-------- Source material

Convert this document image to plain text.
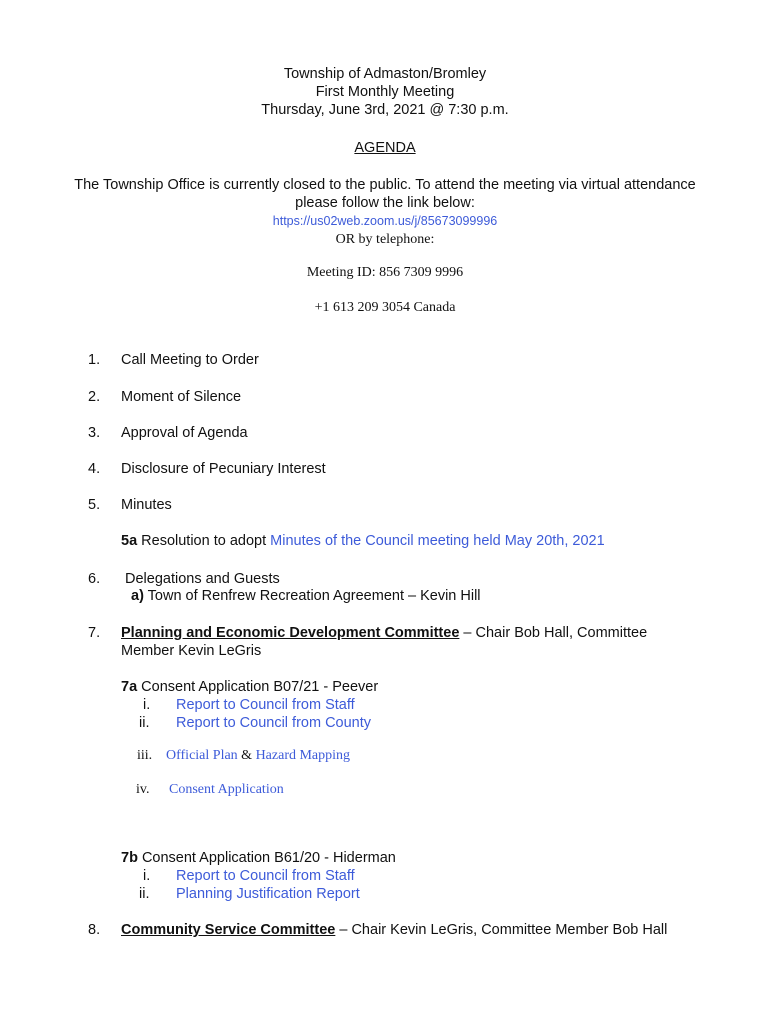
Township of Admaston/Bromley
First Monthly Meeting
Thursday, June 3rd, 2021 @ 7:30 p.m.
AGENDA
The Township Office is currently closed to the public. To attend the meeting via virtual attendance
please follow the link below:
https://us02web.zoom.us/j/85673099996
OR by telephone:
Meeting ID: 856 7309 9996
+1 613 209 3054 Canada
1. Call Meeting to Order
2. Moment of Silence
3. Approval of Agenda
4. Disclosure of Pecuniary Interest
5. Minutes
5a Resolution to adopt Minutes of the Council meeting held May 20th, 2021
6. Delegations and Guests
a) Town of Renfrew Recreation Agreement – Kevin Hill
7. Planning and Economic Development Committee – Chair Bob Hall, Committee
Member Kevin LeGris
7a Consent Application B07/21 - Peever
i. Report to Council from Staff
ii. Report to Council from County
iii. Official Plan & Hazard Mapping
iv. Consent Application
7b Consent Application B61/20 - Hiderman
i. Report to Council from Staff
ii. Planning Justification Report
8. Community Service Committee – Chair Kevin LeGris, Committee Member Bob Hall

----------------

◆ Exercise prompt: Repeat the material exactly as it reads, without any of its pictures.

◆ Exercise answer:
Convert this document image to plain text.
Township of Admaston/Bromley
First Monthly Meeting
Thursday, June 3rd, 2021 @ 7:30 p.m.
AGENDA
The Township Office is currently closed to the public. To attend the meeting via virtual attendance
please follow the link below:
https://us02web.zoom.us/j/85673099996
OR by telephone:
Meeting ID: 856 7309 9996
+1 613 209 3054 Canada
1. Call Meeting to Order
2. Moment of Silence
3. Approval of Agenda
4. Disclosure of Pecuniary Interest
5. Minutes
5a Resolution to adopt Minutes of the Council meeting held May 20th, 2021
6. Delegations and Guests
a) Town of Renfrew Recreation Agreement – Kevin Hill
7. Planning and Economic Development Committee – Chair Bob Hall, Committee
Member Kevin LeGris
7a Consent Application B07/21 - Peever
i. Report to Council from Staff
ii. Report to Council from County
iii. Official Plan & Hazard Mapping
iv. Consent Application
7b Consent Application B61/20 - Hiderman
i. Report to Council from Staff
ii. Planning Justification Report
8. Community Service Committee – Chair Kevin LeGris, Committee Member Bob Hall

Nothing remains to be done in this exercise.